-- Start --
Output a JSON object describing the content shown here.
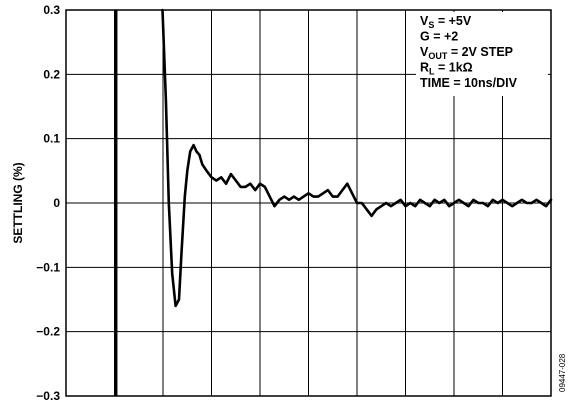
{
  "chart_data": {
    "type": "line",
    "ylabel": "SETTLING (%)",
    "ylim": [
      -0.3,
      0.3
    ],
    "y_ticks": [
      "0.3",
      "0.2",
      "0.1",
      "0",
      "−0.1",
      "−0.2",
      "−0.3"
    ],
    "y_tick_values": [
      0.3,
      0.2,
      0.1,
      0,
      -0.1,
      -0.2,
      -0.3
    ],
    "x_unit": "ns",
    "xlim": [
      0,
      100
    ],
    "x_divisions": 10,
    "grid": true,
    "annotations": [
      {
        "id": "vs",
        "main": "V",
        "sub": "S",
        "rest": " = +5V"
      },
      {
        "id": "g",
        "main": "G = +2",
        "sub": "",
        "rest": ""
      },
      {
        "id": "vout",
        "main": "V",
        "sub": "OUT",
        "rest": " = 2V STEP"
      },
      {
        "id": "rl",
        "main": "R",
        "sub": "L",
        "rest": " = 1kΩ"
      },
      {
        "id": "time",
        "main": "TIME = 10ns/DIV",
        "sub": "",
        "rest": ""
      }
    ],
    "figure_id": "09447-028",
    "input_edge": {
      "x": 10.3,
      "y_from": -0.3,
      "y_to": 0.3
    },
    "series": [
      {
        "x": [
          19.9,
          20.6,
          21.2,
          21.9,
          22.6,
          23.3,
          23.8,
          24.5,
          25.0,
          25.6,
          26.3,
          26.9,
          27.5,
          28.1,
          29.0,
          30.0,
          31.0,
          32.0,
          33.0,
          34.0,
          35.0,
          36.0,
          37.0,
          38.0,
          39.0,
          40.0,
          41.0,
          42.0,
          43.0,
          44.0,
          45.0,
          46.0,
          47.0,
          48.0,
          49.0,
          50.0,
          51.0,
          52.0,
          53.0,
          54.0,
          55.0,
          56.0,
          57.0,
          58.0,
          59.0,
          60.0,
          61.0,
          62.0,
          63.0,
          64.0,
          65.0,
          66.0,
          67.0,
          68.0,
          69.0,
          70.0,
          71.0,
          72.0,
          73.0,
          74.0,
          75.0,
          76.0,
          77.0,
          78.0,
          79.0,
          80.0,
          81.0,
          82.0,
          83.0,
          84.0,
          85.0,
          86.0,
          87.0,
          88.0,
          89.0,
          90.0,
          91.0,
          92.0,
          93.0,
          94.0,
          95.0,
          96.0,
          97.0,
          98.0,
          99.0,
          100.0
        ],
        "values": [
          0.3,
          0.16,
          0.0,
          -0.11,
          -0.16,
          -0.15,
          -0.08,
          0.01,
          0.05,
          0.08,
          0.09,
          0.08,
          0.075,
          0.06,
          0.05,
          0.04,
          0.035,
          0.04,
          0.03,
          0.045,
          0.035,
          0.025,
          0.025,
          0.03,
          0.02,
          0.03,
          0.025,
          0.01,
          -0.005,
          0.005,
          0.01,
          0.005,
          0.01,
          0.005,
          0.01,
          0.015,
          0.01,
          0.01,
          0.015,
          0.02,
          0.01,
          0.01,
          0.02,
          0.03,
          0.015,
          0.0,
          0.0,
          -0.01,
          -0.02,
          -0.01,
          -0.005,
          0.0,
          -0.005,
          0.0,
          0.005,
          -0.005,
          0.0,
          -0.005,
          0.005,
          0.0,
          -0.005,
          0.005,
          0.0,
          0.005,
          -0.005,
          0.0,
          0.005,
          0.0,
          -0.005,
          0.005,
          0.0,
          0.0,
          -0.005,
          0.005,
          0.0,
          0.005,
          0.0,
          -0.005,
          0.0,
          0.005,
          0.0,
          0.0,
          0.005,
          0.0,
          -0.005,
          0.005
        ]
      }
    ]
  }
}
-- End --
-- Start --
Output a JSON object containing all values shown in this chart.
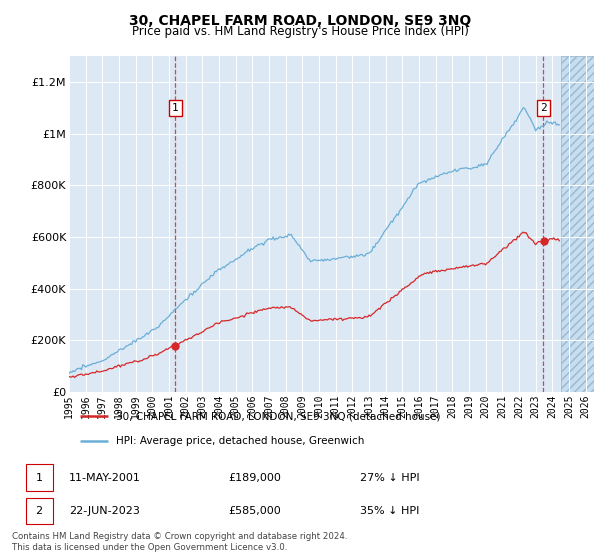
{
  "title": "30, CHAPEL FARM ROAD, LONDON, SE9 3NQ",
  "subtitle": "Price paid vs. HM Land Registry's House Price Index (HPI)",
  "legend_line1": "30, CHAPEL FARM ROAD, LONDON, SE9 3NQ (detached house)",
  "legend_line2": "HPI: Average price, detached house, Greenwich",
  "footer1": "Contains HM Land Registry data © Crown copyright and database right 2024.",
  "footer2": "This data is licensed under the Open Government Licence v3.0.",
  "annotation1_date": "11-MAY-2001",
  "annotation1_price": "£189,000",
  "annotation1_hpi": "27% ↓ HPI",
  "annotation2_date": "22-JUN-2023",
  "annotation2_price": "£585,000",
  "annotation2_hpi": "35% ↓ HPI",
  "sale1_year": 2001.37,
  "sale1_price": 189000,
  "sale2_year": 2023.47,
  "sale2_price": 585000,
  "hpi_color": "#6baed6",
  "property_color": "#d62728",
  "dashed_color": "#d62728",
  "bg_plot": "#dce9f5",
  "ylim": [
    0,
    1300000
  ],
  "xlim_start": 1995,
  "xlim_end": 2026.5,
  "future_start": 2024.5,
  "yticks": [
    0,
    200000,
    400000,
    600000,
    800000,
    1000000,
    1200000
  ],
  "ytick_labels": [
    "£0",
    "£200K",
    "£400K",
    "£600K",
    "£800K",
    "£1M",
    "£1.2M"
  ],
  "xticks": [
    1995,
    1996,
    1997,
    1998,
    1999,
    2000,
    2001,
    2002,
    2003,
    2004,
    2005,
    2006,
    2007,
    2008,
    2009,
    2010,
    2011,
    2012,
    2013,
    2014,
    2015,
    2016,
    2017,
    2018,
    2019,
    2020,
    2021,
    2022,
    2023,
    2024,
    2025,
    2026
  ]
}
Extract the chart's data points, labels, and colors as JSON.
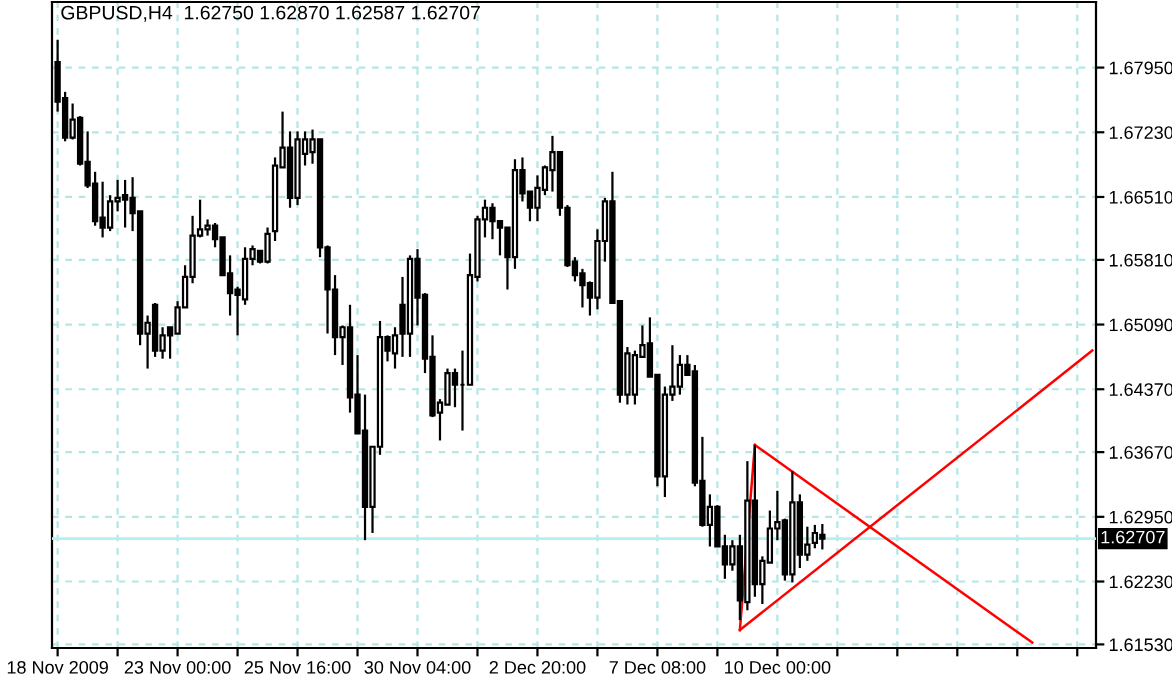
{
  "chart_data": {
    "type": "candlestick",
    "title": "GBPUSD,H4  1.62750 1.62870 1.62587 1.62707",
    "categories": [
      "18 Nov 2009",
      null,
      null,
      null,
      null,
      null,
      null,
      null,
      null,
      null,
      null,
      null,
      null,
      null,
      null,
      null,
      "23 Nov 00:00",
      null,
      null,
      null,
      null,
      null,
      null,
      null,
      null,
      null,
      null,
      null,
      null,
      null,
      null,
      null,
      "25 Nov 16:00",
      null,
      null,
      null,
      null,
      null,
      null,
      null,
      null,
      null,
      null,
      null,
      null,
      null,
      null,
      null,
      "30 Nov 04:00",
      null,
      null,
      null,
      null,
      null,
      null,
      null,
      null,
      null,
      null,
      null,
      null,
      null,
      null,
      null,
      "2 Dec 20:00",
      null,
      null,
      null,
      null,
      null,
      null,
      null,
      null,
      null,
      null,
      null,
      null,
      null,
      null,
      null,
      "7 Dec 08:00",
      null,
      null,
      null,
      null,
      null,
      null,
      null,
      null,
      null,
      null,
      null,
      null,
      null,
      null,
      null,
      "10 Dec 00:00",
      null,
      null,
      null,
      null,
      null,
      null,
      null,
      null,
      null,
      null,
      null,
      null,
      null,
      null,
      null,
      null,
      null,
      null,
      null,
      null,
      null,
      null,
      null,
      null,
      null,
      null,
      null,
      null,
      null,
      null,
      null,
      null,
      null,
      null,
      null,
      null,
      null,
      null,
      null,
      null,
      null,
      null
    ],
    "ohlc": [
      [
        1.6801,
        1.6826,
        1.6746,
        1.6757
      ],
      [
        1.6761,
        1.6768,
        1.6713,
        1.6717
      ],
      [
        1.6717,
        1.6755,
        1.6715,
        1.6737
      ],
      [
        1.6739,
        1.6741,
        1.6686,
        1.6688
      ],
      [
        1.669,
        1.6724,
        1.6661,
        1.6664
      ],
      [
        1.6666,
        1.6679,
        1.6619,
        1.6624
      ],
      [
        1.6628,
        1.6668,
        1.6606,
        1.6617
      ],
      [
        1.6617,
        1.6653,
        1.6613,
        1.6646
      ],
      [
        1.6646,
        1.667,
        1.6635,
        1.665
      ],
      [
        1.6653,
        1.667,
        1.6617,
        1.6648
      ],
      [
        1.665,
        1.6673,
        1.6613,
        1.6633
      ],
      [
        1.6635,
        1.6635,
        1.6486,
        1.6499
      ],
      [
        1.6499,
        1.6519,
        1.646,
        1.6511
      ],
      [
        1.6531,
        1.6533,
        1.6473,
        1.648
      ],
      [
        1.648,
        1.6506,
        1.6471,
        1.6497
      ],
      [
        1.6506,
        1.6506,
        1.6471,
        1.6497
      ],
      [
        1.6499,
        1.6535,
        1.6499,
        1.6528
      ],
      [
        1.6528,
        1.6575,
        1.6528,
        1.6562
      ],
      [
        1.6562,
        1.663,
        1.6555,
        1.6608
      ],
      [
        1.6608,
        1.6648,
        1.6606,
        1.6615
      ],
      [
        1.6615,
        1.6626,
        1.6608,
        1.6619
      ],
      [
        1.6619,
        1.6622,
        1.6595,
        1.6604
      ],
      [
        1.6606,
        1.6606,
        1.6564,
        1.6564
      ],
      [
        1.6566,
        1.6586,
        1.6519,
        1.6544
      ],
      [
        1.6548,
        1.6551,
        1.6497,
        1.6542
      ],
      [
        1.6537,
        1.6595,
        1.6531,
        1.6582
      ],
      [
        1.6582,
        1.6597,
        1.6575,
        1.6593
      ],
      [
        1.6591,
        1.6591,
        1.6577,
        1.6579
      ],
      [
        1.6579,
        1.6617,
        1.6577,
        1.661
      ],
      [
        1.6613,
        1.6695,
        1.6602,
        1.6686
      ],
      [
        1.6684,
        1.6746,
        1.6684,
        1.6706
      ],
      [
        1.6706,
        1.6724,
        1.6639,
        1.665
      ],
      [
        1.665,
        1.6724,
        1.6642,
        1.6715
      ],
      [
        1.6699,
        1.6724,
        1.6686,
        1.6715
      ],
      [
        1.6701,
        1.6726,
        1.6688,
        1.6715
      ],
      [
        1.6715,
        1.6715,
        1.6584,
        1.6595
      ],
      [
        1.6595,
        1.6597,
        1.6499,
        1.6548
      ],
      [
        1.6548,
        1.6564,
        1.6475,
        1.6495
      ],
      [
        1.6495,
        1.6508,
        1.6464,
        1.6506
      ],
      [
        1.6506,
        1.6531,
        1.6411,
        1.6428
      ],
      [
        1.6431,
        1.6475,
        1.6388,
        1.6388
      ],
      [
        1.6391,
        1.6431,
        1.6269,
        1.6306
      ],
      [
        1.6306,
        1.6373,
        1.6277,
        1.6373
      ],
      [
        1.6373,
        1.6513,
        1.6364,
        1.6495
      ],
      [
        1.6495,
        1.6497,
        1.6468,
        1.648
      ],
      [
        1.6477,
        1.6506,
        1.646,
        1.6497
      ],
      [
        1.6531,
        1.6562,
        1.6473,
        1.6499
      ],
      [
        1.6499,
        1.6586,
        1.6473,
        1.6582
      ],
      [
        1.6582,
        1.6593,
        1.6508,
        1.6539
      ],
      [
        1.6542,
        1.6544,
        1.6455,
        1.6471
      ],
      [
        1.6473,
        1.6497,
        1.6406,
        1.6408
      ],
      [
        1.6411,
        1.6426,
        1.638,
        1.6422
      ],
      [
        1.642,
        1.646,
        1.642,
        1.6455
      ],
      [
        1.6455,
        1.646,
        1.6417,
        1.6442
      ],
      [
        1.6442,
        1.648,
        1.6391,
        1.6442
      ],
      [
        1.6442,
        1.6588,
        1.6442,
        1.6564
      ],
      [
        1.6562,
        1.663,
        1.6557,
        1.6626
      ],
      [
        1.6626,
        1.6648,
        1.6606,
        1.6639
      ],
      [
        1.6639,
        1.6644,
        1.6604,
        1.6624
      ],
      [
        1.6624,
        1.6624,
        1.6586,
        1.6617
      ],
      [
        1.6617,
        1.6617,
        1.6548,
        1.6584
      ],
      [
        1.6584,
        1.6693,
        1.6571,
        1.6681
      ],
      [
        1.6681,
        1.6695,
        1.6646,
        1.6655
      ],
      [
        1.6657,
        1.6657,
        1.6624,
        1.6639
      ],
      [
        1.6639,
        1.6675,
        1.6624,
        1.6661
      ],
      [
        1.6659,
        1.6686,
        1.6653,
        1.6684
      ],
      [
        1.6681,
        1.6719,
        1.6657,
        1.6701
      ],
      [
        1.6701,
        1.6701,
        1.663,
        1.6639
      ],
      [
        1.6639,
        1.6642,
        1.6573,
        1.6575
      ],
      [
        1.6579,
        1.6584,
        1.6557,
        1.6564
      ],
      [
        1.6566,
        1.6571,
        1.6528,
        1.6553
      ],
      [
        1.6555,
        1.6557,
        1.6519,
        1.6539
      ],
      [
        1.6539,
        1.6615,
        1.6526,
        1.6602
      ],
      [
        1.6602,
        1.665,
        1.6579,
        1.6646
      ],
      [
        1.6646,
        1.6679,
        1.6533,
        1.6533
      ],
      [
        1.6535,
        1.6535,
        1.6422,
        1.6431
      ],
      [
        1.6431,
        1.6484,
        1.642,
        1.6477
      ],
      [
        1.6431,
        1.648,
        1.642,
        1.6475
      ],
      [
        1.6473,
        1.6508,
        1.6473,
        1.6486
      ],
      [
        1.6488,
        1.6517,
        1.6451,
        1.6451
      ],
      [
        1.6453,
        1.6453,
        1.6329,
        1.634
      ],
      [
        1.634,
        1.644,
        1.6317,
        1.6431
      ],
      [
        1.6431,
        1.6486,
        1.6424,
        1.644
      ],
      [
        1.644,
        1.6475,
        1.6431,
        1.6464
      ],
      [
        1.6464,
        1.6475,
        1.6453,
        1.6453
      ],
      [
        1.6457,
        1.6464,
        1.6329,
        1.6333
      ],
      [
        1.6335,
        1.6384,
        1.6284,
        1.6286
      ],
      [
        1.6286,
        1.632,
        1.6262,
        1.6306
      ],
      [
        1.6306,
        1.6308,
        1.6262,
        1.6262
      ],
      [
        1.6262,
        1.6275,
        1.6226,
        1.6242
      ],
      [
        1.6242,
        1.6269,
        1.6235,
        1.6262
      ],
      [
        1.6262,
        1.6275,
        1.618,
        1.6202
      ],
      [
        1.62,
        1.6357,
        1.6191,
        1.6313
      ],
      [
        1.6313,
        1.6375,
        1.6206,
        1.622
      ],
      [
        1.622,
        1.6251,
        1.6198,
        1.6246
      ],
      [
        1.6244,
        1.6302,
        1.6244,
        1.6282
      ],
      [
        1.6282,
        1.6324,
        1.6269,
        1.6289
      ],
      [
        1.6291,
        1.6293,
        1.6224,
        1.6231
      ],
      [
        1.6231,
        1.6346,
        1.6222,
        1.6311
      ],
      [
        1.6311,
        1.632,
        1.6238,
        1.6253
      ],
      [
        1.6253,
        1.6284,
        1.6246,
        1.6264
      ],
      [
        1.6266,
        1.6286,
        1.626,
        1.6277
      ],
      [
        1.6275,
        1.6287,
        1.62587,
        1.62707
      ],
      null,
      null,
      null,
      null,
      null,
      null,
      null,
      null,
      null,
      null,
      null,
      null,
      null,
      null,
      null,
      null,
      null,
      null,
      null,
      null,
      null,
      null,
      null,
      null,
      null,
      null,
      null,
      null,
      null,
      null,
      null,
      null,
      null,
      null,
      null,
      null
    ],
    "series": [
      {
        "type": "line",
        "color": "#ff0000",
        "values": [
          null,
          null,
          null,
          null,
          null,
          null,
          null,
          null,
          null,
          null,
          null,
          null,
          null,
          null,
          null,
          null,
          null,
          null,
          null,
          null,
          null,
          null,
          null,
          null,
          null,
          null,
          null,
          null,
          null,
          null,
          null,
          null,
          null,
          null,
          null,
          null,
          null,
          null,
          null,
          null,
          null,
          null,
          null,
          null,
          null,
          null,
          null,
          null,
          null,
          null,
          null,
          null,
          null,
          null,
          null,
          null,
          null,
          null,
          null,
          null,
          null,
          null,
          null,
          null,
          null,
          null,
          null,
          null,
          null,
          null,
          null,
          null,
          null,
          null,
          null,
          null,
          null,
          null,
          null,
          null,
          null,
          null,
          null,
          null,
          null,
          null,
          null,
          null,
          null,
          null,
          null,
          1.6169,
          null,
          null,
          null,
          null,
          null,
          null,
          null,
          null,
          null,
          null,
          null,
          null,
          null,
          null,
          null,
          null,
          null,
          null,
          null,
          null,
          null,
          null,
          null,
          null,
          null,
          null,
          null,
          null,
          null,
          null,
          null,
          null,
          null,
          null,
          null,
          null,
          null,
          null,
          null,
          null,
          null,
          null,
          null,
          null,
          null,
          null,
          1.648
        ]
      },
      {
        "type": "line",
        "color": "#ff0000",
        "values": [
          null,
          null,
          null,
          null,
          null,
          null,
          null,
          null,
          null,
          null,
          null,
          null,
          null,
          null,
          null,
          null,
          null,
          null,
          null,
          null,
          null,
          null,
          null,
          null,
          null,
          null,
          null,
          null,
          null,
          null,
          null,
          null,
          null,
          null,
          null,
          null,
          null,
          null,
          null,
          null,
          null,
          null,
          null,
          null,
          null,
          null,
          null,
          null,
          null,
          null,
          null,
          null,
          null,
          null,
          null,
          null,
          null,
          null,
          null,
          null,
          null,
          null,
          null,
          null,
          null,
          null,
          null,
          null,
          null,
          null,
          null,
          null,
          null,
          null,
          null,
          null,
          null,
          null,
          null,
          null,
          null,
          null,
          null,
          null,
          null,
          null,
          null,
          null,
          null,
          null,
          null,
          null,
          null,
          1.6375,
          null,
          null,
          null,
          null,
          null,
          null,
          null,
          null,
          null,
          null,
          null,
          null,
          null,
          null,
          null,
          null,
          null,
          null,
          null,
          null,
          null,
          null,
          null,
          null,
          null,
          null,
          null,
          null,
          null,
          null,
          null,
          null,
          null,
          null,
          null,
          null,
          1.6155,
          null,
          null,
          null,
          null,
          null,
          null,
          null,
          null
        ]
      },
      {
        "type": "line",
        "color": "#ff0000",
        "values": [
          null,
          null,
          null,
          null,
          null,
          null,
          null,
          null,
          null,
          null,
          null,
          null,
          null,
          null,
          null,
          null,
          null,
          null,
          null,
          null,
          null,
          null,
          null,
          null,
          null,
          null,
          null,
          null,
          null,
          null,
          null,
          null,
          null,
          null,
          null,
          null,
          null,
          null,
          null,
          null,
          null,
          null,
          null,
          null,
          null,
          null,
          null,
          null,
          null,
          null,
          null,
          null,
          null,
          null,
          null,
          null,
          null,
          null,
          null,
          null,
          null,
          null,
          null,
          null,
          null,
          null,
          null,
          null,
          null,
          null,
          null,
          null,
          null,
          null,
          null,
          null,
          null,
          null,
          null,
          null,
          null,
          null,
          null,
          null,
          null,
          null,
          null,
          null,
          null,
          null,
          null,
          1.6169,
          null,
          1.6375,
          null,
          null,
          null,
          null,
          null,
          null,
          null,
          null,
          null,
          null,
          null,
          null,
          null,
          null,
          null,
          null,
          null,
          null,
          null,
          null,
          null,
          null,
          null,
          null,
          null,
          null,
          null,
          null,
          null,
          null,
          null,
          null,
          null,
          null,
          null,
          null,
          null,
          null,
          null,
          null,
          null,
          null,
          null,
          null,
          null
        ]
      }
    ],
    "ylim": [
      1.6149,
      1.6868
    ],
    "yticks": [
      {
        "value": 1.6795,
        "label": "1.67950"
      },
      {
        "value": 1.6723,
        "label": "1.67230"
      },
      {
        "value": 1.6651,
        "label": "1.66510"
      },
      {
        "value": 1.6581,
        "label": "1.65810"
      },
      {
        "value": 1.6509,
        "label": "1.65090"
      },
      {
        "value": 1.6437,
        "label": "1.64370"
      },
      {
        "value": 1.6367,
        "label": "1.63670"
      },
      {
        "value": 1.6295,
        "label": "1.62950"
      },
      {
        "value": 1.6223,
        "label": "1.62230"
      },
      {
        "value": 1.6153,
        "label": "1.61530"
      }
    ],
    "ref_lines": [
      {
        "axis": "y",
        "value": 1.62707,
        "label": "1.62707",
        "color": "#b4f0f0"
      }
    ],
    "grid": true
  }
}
-- End --
What to produce:
Point out every line holding the string "JSON" and copy it.

Solution for this task:
Output a JSON object describing the content shown here.
Output a JSON object containing all values shown in this chart.
Extract the chart's data points, labels, and colors as JSON.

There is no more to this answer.